* [WHAT YOU WILL DO] Your task is to repeat the entries exactly. Leave the pictures out.

Data entries:

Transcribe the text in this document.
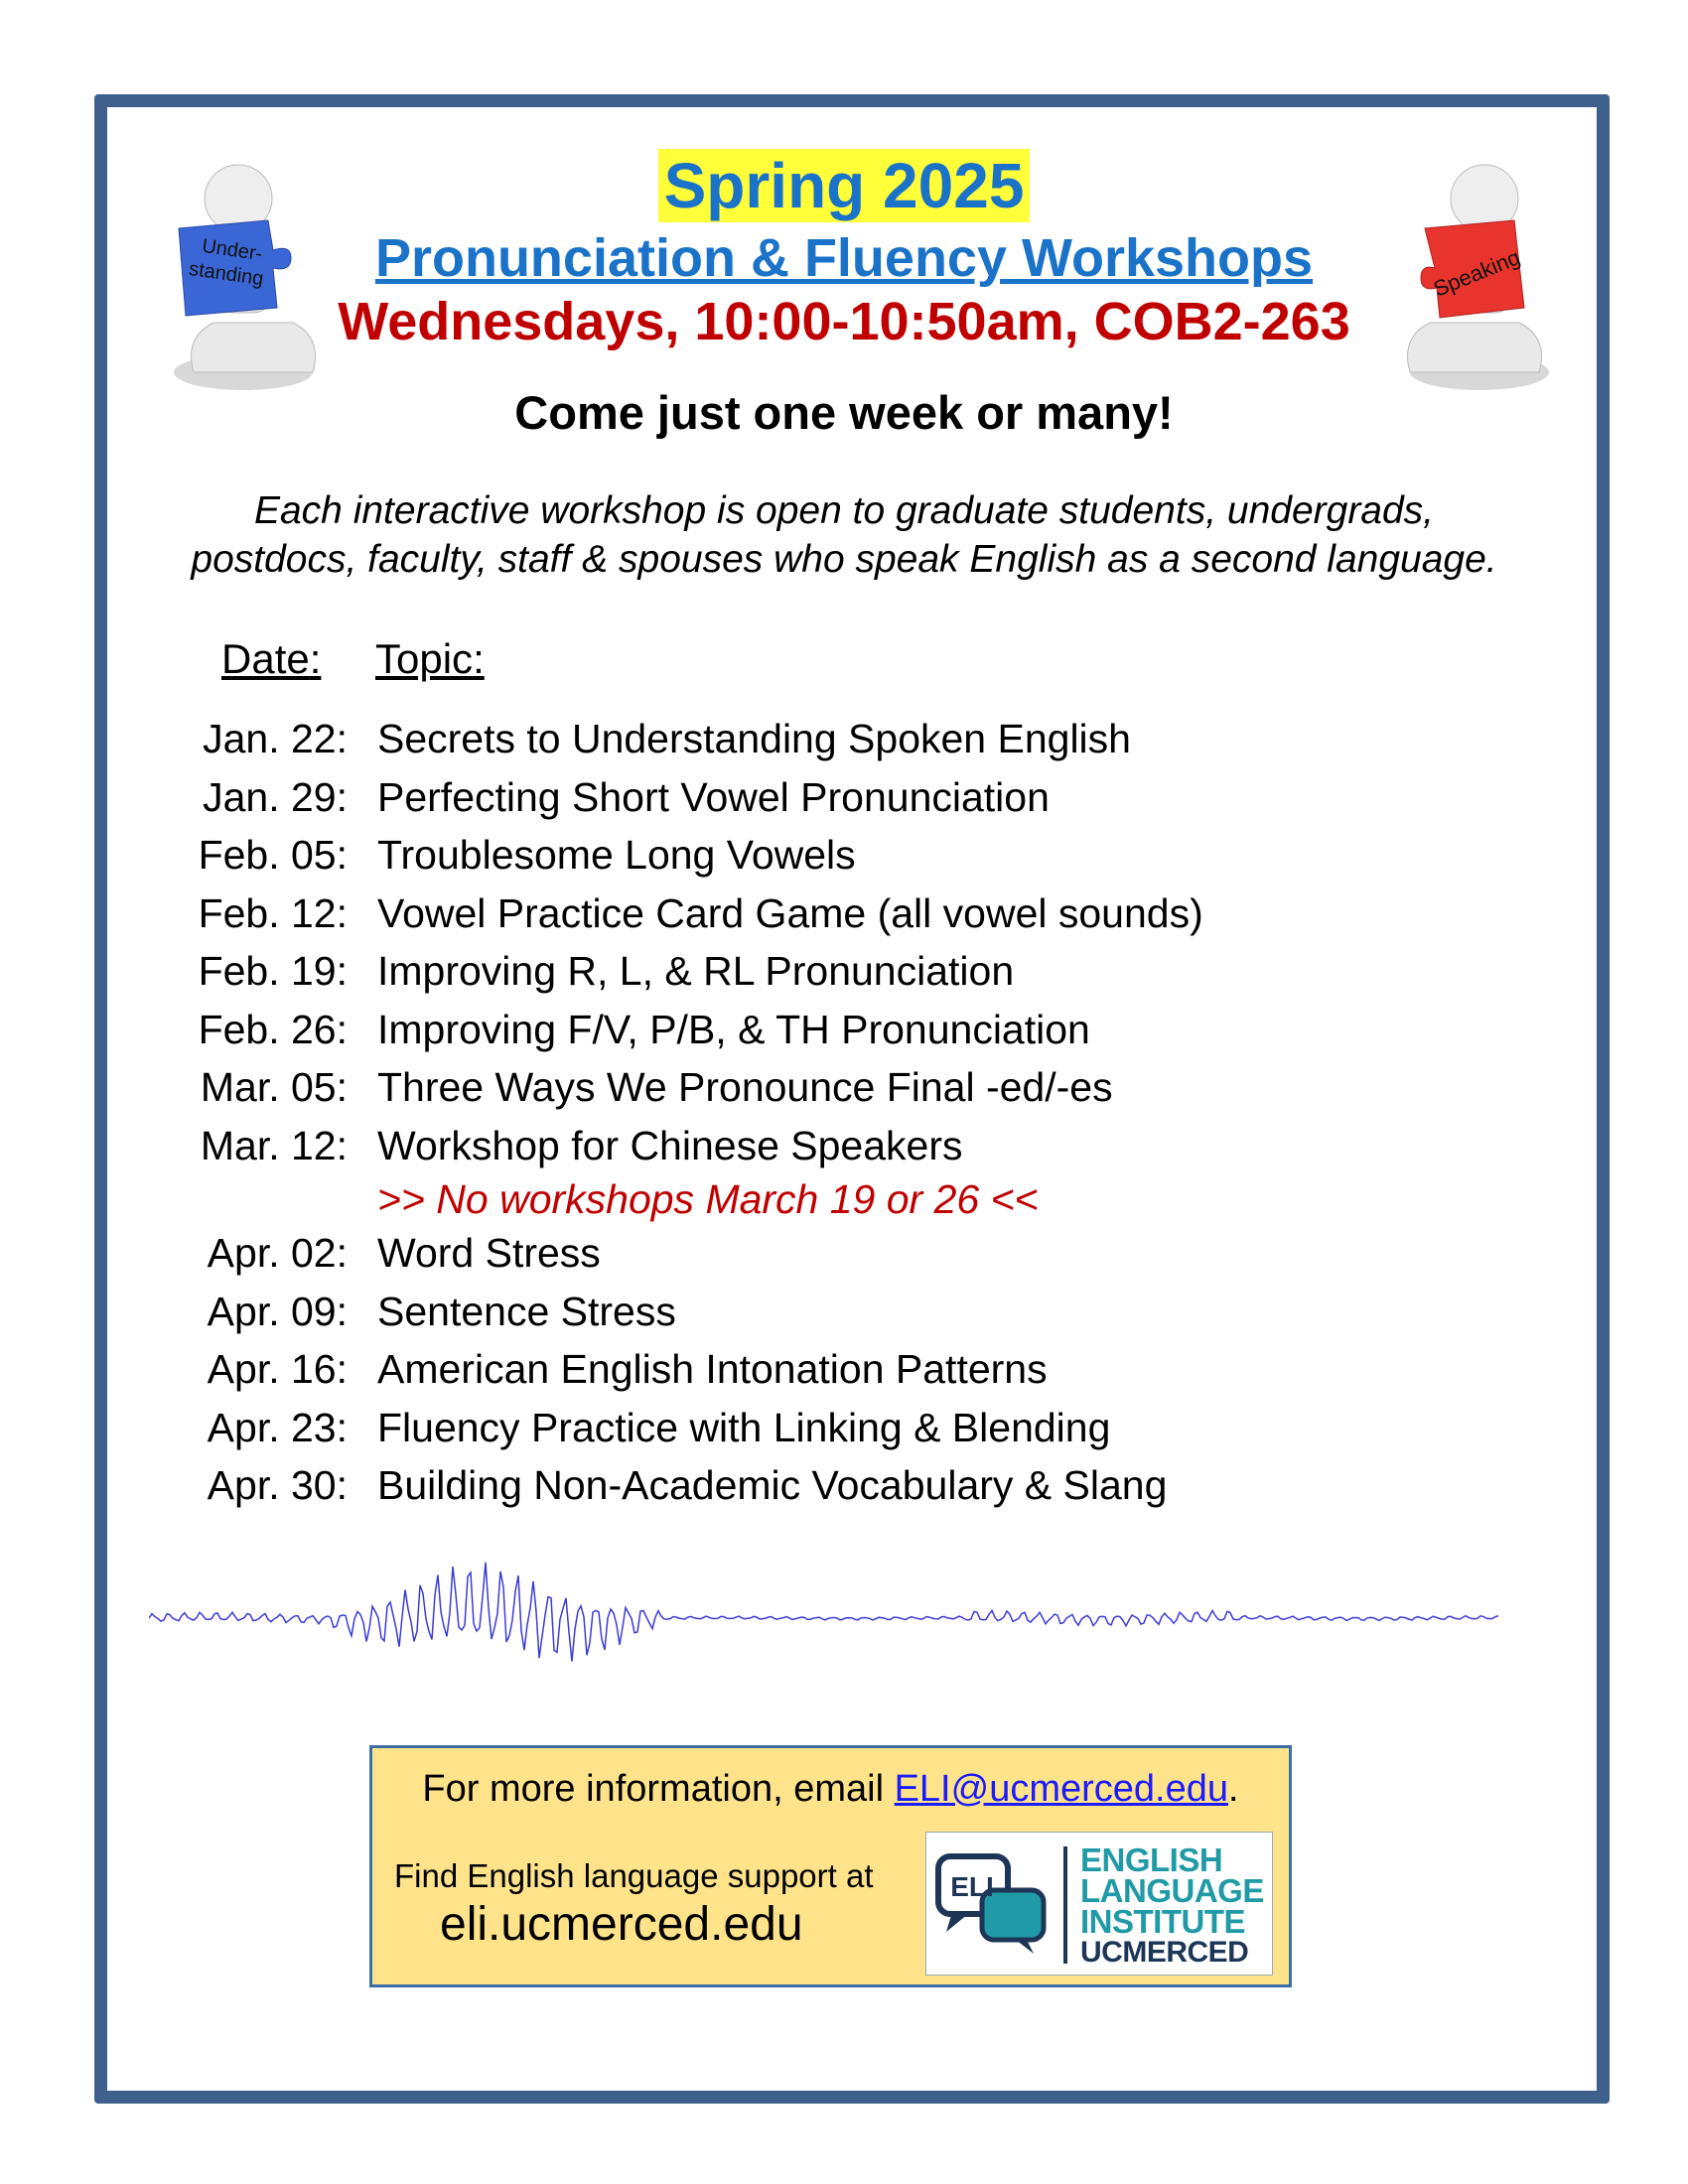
Under-
standing	Speaking
Spring 2025
Pronunciation & Fluency Workshops
Wednesdays, 10:00-10:50am, COB2-263
Come just one week or many!
Each interactive workshop is open to graduate students, undergrads,
postdocs, faculty, staff & spouses who speak English as a second language.
Date: Topic:
Jan. 22: Secrets to Understanding Spoken English
Jan. 29: Perfecting Short Vowel Pronunciation
Feb. 05: Troublesome Long Vowels
Feb. 12: Vowel Practice Card Game (all vowel sounds)
Feb. 19: Improving R, L, & RL Pronunciation
Feb. 26: Improving F/V, P/B, & TH Pronunciation
Mar. 05: Three Ways We Pronounce Final -ed/-es
Mar. 12: Workshop for Chinese Speakers
>> No workshops March 19 or 26 <<
Apr. 02: Word Stress
Apr. 09: Sentence Stress
Apr. 16: American English Intonation Patterns
Apr. 23: Fluency Practice with Linking & Blending
Apr. 30: Building Non-Academic Vocabulary & Slang
For more information, email ELI@ucmerced.edu.
Find English language support at
eli.ucmerced.edu
ELI
ENGLISH
LANGUAGE
INSTITUTE
UCMERCED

* [EXERCISE RESPONSE]
Transcribe the text in this document.
Under-
standing	Speaking
Spring 2025
Pronunciation & Fluency Workshops
Wednesdays, 10:00-10:50am, COB2-263
Come just one week or many!
Each interactive workshop is open to graduate students, undergrads,
postdocs, faculty, staff & spouses who speak English as a second language.
Date: Topic:
Jan. 22: Secrets to Understanding Spoken English
Jan. 29: Perfecting Short Vowel Pronunciation
Feb. 05: Troublesome Long Vowels
Feb. 12: Vowel Practice Card Game (all vowel sounds)
Feb. 19: Improving R, L, & RL Pronunciation
Feb. 26: Improving F/V, P/B, & TH Pronunciation
Mar. 05: Three Ways We Pronounce Final -ed/-es
Mar. 12: Workshop for Chinese Speakers
>> No workshops March 19 or 26 <<
Apr. 02: Word Stress
Apr. 09: Sentence Stress
Apr. 16: American English Intonation Patterns
Apr. 23: Fluency Practice with Linking & Blending
Apr. 30: Building Non-Academic Vocabulary & Slang
For more information, email ELI@ucmerced.edu.
Find English language support at
eli.ucmerced.edu
ELI
ENGLISH
LANGUAGE
INSTITUTE
UCMERCED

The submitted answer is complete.